___ Available records ___

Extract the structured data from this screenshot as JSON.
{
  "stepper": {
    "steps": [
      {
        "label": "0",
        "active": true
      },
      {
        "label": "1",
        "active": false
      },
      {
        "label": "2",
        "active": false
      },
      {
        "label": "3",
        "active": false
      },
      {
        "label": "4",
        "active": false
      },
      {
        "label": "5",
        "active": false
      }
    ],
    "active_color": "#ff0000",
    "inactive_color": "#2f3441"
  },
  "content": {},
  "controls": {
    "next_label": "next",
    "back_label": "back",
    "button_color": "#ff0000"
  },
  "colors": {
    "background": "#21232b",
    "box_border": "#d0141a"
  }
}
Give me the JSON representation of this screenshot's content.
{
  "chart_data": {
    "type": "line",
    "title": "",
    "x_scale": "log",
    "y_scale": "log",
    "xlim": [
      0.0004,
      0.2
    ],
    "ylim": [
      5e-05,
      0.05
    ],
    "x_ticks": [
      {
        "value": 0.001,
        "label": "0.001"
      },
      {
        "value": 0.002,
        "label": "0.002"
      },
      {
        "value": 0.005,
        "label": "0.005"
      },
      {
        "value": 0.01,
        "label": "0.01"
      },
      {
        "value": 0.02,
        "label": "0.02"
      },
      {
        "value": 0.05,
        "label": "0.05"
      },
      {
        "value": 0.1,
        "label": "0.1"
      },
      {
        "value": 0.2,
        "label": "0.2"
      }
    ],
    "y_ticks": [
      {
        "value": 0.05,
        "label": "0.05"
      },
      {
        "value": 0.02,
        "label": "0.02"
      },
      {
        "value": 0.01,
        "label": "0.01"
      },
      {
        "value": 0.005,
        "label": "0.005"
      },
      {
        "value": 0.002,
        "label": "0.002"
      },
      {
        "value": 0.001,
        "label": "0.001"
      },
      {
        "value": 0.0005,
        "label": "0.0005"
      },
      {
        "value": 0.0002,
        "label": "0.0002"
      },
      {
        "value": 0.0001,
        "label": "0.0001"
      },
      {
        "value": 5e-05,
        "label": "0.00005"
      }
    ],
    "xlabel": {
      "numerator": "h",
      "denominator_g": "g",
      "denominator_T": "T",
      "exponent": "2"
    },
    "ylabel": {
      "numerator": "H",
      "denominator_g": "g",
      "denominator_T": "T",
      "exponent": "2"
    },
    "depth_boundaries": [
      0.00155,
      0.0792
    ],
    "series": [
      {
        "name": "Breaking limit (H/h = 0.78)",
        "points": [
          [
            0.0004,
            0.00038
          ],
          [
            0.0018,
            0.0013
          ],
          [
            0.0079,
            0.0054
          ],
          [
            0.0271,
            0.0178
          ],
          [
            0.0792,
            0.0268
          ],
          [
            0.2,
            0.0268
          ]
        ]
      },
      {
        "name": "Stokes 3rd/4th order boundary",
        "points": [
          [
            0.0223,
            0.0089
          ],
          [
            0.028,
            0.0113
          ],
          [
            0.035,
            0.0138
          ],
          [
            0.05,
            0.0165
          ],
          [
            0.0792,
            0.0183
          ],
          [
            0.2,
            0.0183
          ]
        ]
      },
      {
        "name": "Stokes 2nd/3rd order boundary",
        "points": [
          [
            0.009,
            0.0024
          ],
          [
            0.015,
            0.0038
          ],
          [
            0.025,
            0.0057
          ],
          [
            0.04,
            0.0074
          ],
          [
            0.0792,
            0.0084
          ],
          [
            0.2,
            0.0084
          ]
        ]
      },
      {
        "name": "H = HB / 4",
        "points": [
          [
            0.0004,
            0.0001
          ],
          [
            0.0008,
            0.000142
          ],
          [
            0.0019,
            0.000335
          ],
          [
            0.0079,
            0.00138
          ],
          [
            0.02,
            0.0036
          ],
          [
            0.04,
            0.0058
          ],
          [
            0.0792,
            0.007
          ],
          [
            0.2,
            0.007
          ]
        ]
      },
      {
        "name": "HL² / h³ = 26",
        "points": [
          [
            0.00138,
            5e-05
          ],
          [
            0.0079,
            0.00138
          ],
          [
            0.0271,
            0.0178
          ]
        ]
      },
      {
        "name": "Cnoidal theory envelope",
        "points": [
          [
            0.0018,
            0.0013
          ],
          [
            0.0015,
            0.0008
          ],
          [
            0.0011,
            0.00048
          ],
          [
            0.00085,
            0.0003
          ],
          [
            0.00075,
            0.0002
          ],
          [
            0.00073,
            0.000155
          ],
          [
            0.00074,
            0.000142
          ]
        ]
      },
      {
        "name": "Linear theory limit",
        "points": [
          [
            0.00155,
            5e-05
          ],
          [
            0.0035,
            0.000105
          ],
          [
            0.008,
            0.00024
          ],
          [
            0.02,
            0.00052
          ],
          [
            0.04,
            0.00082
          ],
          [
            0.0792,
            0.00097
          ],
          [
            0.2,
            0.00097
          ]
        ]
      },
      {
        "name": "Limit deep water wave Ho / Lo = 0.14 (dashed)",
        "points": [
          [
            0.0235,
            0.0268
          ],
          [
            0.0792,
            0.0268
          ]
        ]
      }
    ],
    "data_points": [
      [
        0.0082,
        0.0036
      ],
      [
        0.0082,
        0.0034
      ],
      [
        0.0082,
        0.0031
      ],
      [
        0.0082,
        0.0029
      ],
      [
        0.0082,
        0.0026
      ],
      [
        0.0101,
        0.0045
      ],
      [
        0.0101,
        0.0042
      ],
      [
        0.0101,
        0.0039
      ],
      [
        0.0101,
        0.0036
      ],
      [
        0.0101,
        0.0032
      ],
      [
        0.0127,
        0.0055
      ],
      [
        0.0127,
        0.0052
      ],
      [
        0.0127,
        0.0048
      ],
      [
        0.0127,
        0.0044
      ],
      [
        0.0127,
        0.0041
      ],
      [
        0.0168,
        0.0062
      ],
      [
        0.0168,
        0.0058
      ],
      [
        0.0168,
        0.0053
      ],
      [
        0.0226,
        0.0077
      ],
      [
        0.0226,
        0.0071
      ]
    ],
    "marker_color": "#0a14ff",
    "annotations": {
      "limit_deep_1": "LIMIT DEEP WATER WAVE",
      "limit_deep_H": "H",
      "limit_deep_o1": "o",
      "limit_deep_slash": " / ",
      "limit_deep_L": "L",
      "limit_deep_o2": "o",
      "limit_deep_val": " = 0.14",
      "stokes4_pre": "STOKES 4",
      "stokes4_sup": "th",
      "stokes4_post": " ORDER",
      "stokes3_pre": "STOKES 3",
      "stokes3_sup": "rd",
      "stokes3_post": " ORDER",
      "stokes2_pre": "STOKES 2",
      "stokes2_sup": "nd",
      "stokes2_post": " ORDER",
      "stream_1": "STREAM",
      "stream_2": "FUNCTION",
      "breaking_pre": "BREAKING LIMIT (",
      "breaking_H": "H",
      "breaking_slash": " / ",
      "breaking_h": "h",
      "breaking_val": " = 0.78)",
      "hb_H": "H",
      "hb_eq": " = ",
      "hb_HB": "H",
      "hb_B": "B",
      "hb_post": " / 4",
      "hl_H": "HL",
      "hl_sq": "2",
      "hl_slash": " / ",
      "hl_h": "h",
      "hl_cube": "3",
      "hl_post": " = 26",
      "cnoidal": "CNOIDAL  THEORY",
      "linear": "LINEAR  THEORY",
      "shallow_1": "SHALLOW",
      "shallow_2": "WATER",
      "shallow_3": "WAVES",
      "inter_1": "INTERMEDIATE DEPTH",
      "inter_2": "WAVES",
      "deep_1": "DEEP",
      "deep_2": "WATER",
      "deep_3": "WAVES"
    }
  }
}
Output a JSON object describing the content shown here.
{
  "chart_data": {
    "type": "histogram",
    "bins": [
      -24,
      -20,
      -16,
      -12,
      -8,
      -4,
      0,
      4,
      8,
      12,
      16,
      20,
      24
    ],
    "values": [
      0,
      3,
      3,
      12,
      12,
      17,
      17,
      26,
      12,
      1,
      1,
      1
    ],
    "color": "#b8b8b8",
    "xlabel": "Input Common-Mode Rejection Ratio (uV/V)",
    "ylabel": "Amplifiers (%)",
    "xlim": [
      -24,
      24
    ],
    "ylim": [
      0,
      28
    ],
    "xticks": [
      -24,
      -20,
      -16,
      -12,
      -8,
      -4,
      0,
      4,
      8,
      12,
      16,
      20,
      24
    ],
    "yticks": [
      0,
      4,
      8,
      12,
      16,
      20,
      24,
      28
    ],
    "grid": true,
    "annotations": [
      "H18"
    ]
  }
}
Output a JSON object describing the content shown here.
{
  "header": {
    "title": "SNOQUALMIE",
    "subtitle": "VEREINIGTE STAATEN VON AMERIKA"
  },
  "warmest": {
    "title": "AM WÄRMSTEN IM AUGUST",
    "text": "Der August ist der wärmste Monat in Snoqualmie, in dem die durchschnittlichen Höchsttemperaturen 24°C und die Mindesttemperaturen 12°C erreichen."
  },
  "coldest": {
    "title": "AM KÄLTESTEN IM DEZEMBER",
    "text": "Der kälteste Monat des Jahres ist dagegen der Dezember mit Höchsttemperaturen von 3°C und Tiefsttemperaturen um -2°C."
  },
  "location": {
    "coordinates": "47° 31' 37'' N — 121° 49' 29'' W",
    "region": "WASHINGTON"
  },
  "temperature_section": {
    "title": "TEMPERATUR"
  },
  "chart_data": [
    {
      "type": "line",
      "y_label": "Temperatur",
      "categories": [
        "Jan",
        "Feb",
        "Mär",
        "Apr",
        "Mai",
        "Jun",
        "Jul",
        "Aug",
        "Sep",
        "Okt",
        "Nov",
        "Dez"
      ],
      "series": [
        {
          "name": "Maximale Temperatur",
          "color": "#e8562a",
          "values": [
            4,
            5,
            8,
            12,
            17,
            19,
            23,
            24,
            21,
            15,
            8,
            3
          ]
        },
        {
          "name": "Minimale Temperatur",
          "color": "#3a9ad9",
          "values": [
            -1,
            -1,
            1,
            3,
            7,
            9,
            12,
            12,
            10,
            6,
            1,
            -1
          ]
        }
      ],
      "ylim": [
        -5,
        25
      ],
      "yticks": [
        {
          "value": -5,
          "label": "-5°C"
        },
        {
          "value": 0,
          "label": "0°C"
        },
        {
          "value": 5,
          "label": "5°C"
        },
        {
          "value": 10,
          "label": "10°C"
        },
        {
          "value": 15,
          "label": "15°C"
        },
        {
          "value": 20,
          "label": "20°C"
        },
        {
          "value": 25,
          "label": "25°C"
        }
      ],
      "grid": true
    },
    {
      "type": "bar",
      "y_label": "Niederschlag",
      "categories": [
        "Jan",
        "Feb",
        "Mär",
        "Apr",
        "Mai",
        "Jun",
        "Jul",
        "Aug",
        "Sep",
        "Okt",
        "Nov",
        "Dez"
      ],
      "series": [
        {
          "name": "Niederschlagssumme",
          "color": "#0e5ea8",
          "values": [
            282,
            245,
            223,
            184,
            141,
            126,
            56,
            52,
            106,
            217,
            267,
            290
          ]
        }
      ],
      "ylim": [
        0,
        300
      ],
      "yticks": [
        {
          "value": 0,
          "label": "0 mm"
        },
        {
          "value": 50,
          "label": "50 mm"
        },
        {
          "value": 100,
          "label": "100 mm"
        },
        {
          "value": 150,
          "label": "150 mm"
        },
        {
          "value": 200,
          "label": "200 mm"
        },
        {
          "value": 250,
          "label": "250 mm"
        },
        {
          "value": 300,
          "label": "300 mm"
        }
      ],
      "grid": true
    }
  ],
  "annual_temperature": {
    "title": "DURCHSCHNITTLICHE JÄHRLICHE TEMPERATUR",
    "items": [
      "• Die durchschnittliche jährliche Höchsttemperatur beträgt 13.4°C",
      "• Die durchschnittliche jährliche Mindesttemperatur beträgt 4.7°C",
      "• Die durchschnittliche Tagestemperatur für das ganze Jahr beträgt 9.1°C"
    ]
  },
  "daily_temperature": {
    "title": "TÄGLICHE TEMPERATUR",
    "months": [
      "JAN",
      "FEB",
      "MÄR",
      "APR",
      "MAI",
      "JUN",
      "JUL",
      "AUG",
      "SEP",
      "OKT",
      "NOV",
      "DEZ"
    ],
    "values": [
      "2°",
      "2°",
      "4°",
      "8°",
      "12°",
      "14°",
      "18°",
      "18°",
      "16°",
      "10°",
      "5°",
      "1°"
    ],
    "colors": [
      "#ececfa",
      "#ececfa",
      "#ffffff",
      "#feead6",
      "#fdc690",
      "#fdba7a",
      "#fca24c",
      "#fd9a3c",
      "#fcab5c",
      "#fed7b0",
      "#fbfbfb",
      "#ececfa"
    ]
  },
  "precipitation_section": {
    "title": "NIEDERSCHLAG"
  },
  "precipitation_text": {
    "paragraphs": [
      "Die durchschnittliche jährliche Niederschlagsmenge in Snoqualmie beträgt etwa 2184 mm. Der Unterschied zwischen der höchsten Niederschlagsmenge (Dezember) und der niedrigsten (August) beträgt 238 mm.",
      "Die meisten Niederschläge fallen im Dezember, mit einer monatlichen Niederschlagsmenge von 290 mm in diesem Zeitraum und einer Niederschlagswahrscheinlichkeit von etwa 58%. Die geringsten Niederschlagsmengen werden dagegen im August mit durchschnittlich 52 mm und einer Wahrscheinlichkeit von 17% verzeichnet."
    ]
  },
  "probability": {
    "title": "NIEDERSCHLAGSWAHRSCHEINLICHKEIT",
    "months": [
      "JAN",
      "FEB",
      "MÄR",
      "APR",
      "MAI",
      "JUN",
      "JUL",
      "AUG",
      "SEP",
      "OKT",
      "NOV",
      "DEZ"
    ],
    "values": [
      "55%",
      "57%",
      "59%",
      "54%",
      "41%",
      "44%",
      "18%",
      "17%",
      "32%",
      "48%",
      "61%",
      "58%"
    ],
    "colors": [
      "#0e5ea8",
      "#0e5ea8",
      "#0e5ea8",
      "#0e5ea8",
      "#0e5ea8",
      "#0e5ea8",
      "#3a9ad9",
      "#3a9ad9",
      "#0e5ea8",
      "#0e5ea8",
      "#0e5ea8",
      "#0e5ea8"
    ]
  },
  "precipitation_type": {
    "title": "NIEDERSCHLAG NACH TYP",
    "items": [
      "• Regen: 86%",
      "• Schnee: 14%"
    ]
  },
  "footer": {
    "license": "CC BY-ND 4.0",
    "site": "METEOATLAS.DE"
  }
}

___

Written problem: Lines containing the word "Niederschlagsmenge" are to be tallied; report only the total.

Solution for this problem: 2